In the entries below, find the lines that contain the word "ديمه" and copy them.

# Information given:
——

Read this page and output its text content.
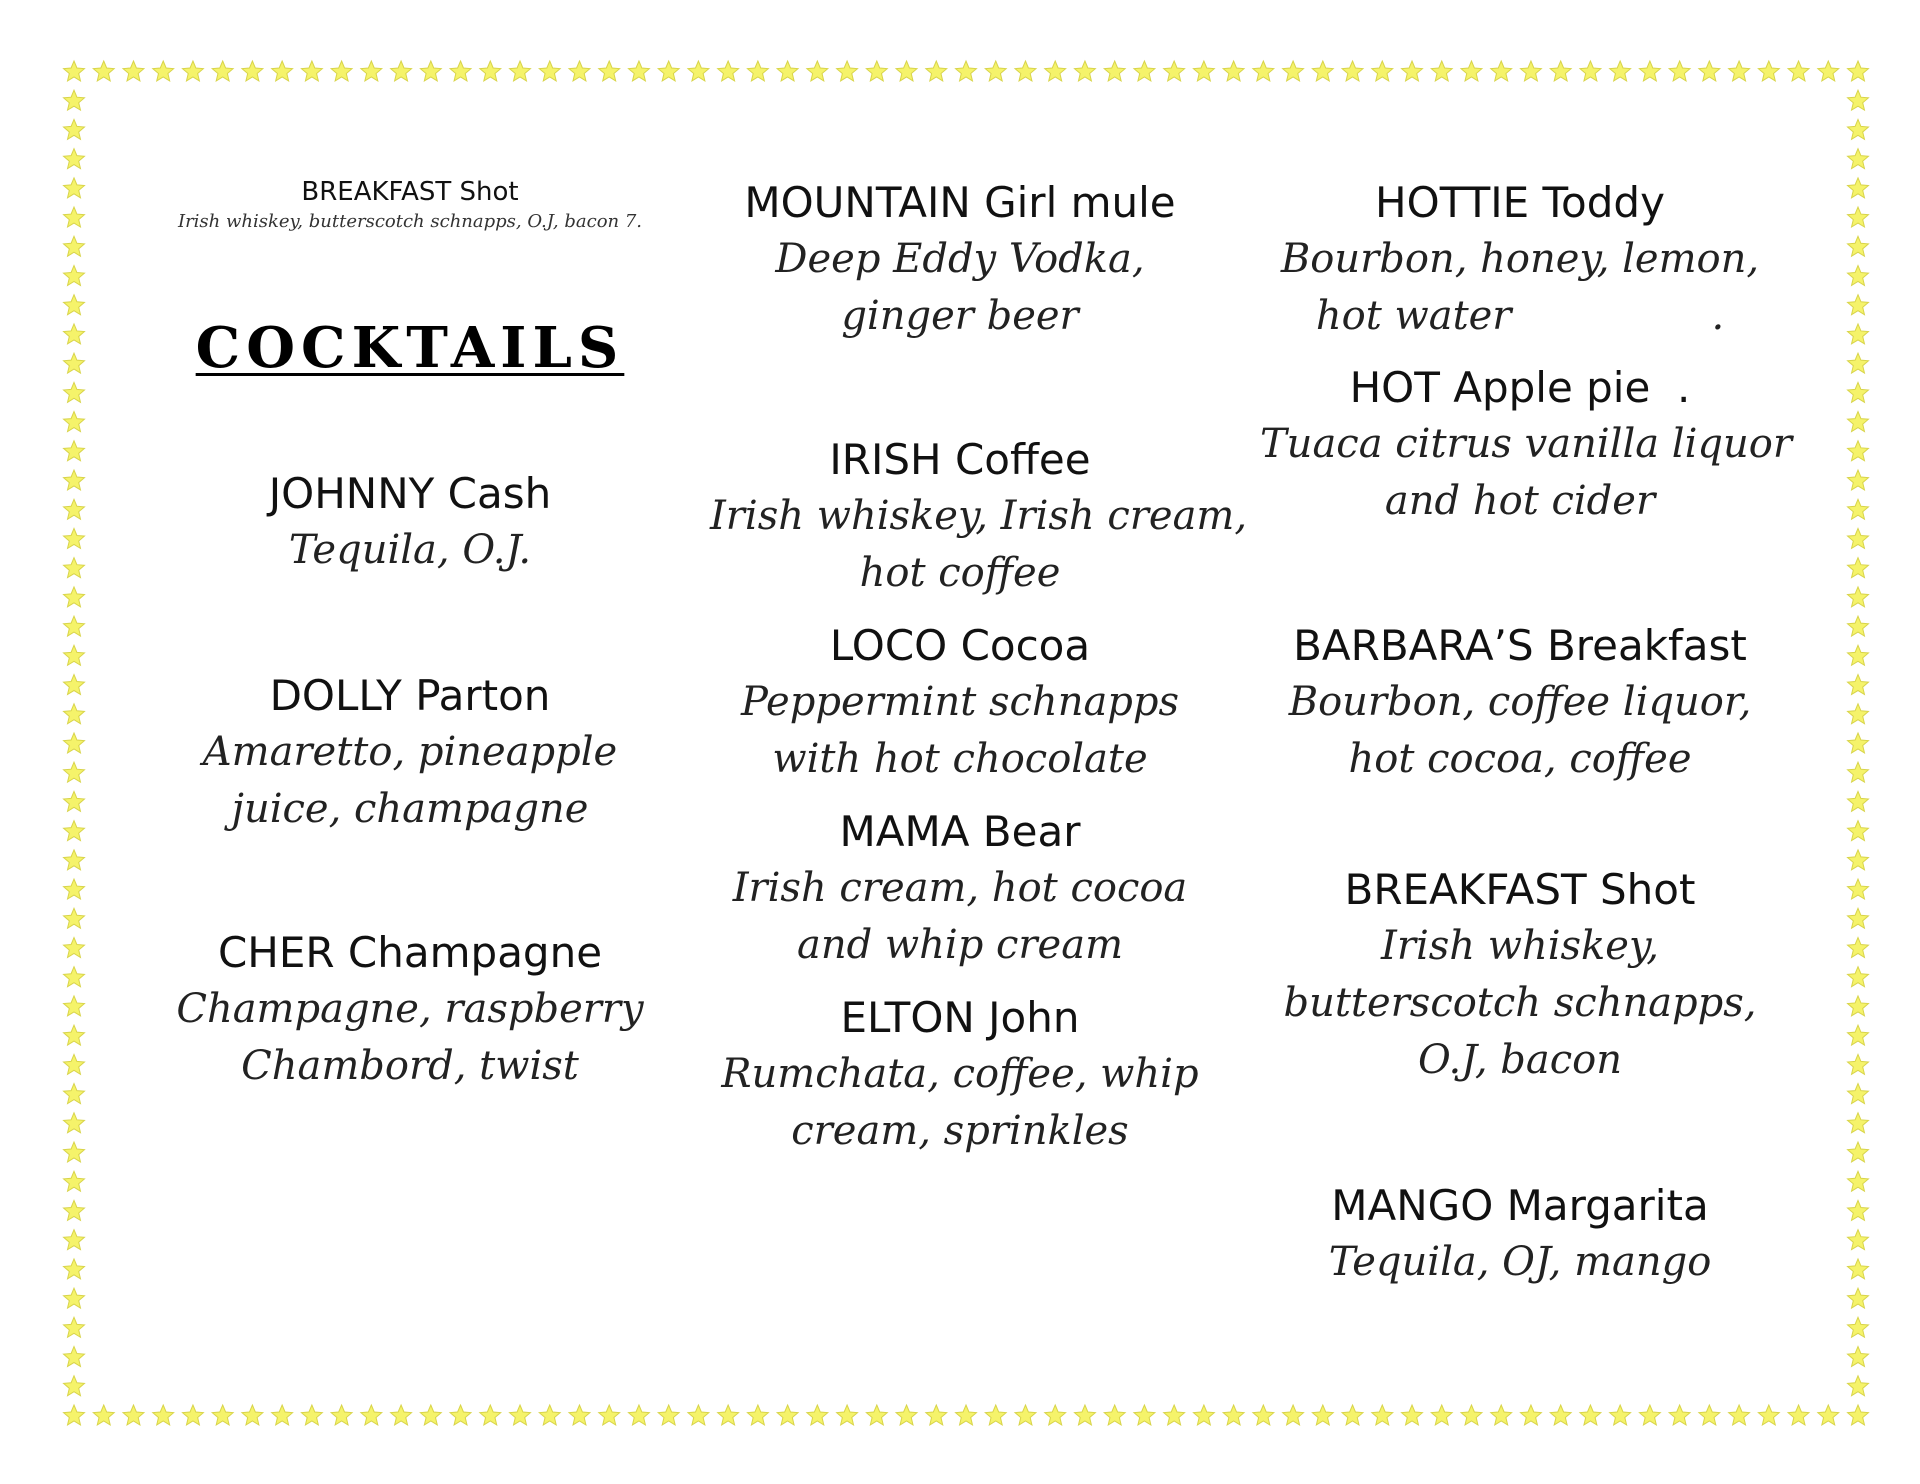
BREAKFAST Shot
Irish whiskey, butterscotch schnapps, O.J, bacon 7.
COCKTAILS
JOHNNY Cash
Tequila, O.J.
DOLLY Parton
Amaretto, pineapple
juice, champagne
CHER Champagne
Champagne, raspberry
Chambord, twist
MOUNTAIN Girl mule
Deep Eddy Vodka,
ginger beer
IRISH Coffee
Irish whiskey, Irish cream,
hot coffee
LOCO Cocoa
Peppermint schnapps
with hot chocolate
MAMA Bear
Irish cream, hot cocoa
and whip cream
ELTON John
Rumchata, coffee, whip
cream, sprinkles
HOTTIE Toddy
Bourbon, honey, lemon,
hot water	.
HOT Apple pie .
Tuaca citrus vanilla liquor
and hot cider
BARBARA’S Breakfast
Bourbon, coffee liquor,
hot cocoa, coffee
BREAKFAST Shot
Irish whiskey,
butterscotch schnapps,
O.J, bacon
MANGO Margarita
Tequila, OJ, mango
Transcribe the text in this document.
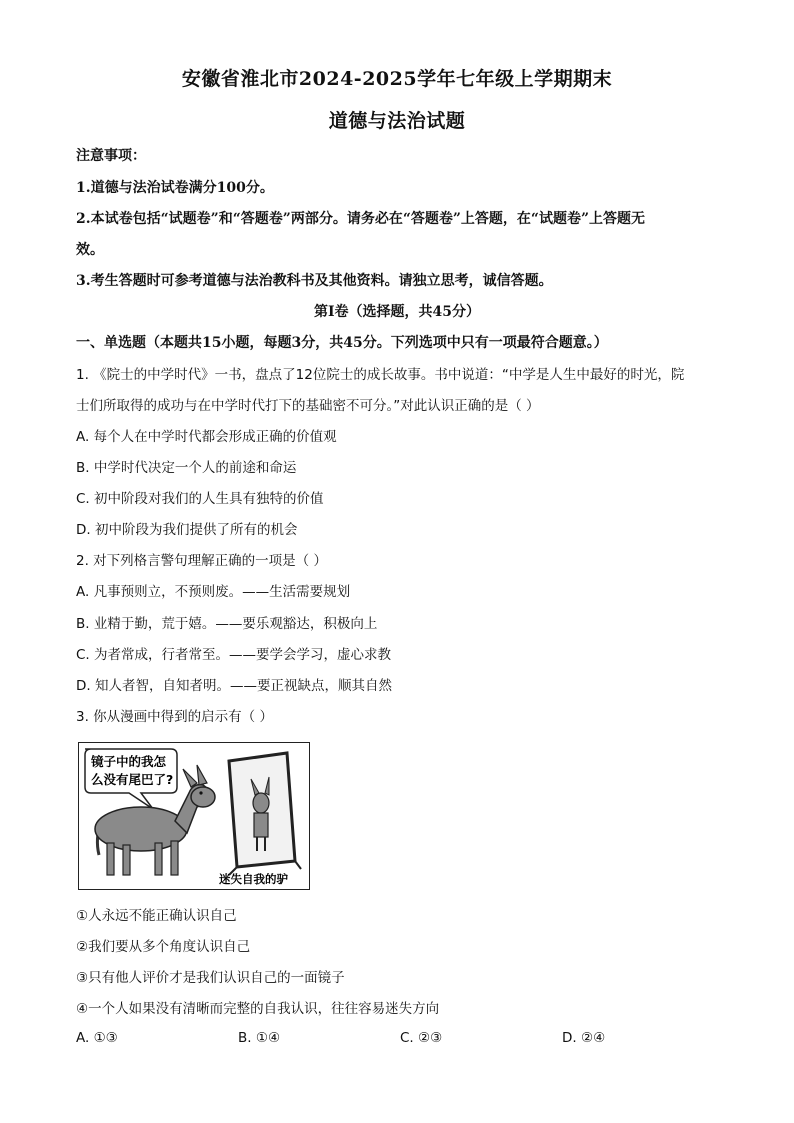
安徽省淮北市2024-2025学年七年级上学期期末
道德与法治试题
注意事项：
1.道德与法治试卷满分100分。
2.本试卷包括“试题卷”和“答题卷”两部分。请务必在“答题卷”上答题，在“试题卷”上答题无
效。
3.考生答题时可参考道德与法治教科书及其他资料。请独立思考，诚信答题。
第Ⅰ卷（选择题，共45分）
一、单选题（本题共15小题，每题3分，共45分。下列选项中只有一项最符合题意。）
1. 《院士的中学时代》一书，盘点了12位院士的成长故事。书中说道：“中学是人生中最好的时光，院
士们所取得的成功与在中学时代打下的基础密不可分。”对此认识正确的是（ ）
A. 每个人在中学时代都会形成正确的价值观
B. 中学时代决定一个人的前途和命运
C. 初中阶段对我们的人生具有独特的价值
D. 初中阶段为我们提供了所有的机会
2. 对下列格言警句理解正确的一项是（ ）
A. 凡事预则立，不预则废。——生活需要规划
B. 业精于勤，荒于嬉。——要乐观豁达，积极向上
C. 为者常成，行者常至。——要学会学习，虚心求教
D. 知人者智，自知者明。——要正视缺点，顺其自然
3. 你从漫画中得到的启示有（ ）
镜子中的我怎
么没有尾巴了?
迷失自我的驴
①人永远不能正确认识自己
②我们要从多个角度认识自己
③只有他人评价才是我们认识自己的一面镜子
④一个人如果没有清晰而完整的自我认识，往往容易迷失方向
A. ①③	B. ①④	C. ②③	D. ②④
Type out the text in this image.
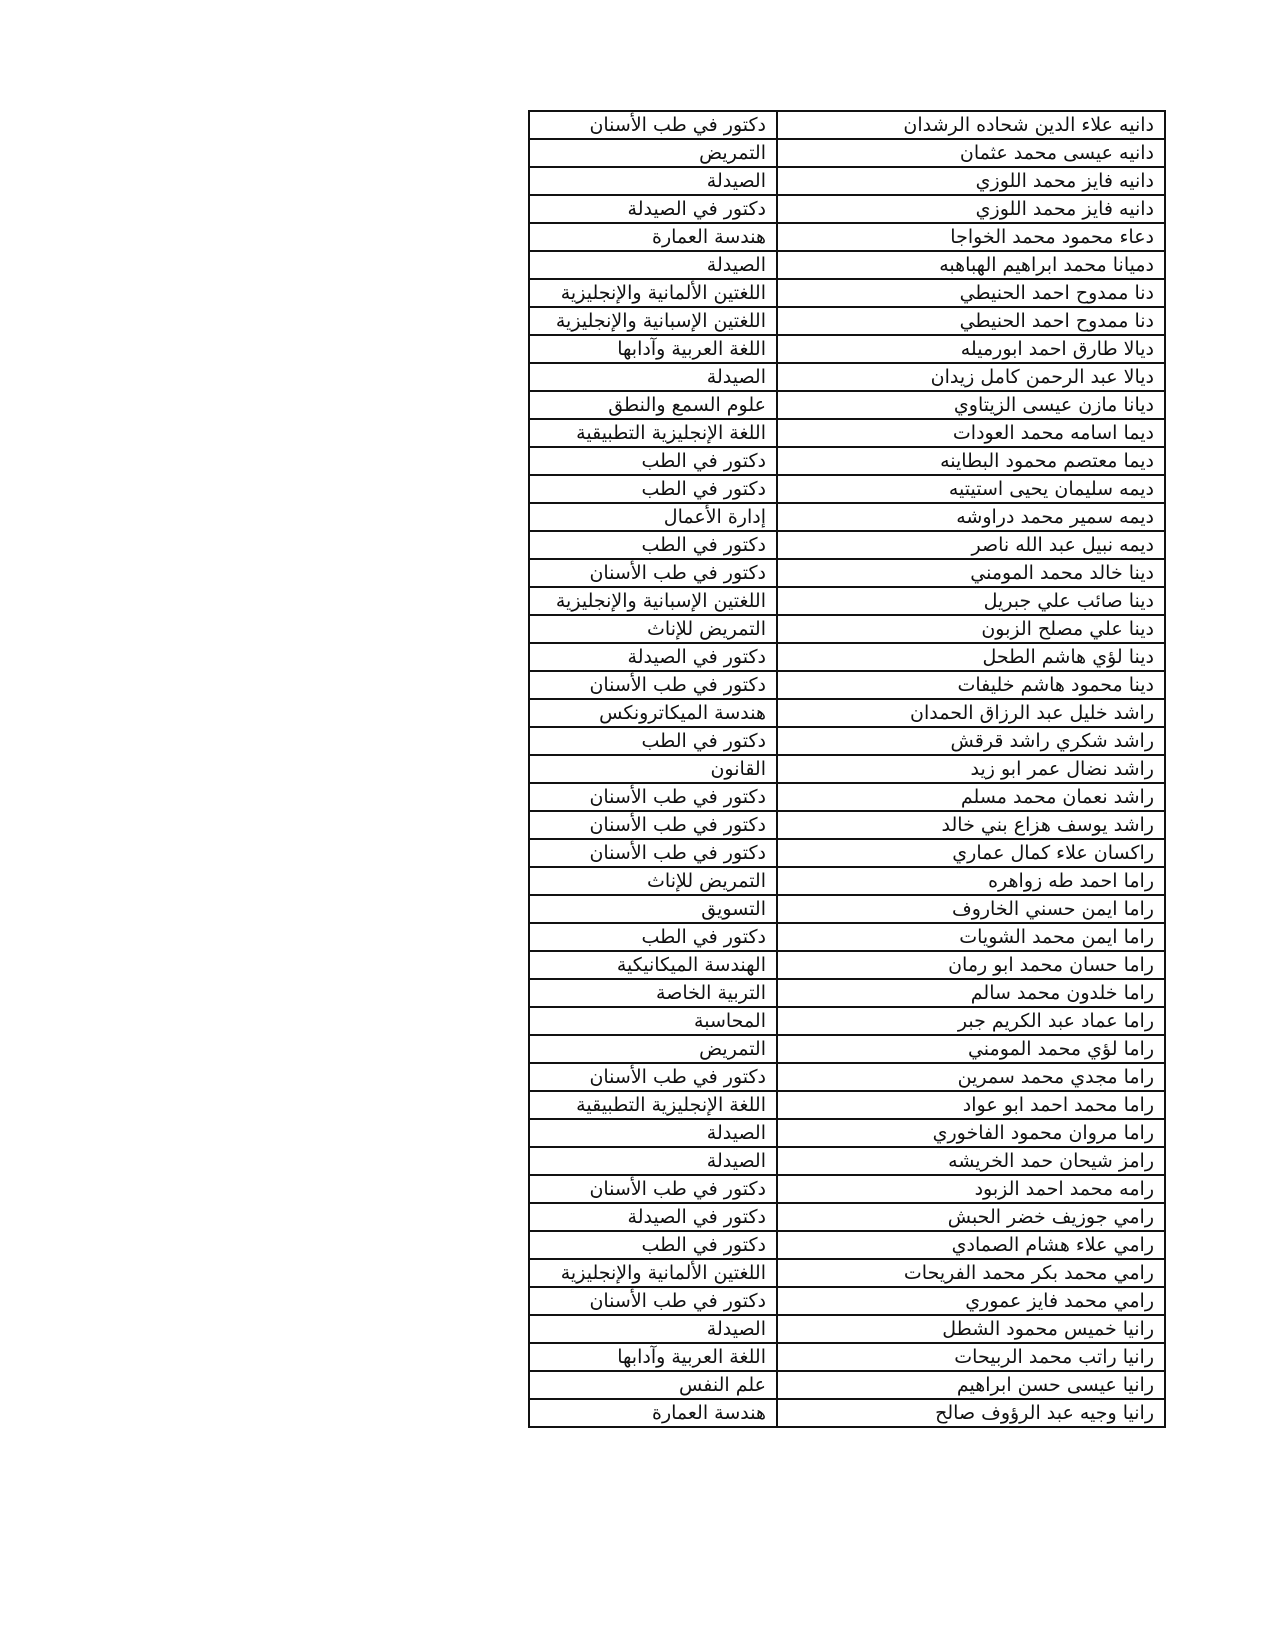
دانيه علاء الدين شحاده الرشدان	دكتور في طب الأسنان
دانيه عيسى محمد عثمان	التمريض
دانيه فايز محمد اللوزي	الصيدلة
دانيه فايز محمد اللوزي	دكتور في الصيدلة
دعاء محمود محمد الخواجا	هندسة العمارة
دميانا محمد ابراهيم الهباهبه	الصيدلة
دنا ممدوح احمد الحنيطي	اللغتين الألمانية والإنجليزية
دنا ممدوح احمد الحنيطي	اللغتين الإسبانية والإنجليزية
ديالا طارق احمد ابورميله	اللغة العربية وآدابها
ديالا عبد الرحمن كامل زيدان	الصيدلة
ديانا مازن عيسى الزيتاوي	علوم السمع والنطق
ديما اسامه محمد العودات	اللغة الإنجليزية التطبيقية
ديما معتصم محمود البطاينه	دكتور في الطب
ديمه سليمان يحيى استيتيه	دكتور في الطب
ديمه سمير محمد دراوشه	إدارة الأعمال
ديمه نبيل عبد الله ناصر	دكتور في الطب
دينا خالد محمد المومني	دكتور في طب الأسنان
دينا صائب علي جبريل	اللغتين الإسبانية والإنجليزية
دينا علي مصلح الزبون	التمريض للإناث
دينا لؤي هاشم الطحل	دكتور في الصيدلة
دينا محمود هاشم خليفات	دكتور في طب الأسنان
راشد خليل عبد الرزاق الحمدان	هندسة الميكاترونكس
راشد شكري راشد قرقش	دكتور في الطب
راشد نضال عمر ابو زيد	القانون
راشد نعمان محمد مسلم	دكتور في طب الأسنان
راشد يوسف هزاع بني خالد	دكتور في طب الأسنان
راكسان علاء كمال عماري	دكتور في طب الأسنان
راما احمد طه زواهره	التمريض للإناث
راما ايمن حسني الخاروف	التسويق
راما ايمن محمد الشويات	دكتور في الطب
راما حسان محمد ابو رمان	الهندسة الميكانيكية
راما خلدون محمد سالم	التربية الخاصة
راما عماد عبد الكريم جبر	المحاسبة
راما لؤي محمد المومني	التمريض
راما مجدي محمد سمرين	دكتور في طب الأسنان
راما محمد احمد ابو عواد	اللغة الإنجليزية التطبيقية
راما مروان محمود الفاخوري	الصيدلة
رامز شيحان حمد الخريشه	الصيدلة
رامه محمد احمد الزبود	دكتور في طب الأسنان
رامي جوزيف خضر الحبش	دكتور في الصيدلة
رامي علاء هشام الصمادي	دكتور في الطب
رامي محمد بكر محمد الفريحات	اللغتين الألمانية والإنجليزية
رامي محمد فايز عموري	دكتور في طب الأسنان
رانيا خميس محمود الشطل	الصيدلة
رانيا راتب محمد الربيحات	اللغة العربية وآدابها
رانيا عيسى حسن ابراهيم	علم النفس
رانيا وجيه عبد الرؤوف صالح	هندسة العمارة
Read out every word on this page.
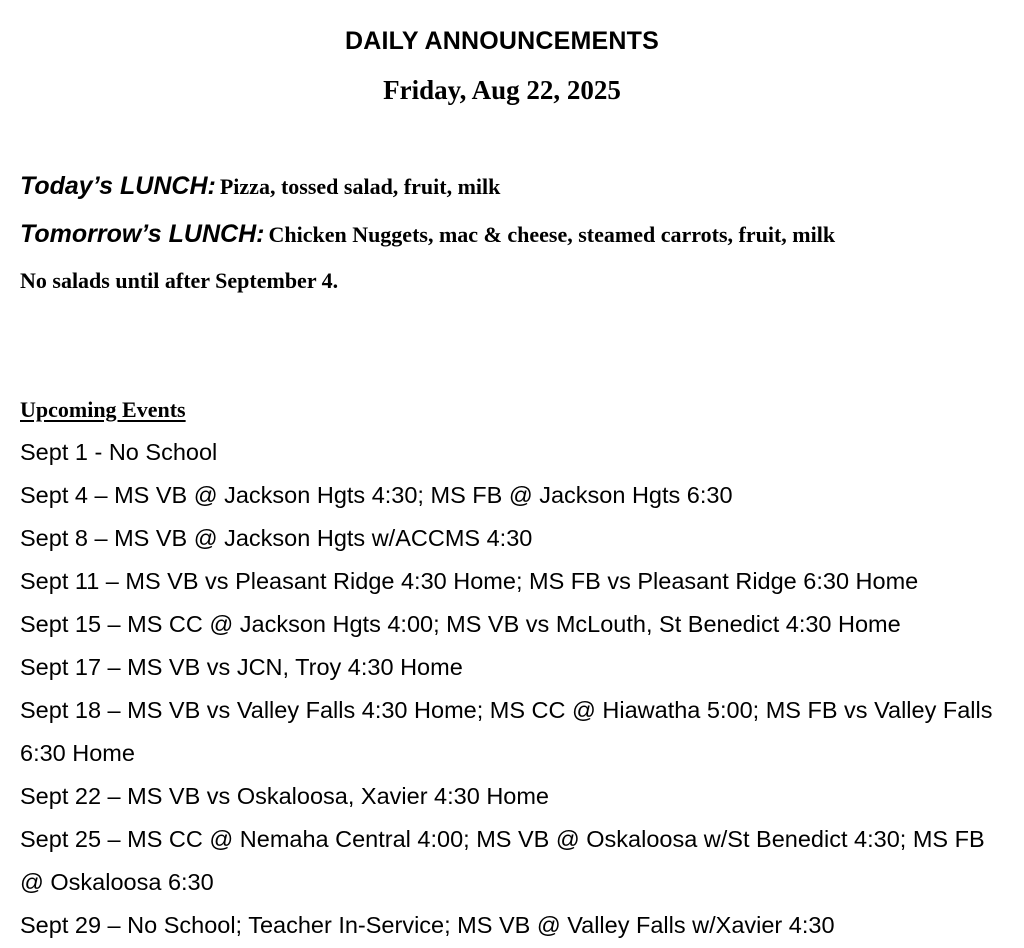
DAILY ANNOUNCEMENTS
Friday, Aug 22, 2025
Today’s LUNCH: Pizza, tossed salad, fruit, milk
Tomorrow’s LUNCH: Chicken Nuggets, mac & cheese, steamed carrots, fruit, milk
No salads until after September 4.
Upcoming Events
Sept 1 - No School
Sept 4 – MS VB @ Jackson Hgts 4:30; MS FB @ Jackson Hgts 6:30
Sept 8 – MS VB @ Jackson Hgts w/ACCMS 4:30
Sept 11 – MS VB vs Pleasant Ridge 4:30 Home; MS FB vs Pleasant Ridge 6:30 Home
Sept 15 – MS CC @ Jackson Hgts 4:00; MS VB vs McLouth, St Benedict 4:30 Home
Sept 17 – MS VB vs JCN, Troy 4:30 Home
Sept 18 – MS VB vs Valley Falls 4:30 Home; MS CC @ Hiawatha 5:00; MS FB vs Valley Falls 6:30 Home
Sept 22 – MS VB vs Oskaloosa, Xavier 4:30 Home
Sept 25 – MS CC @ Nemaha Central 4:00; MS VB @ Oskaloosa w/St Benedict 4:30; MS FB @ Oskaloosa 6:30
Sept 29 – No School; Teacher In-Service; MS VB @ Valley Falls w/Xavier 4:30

——

# Answer to this exercise:
ديمه سليمان يحيى استيتيه	دكتور في الطب
ديمه سمير محمد دراوشه	إدارة الأعمال
ديمه نبيل عبد الله ناصر	دكتور في الطب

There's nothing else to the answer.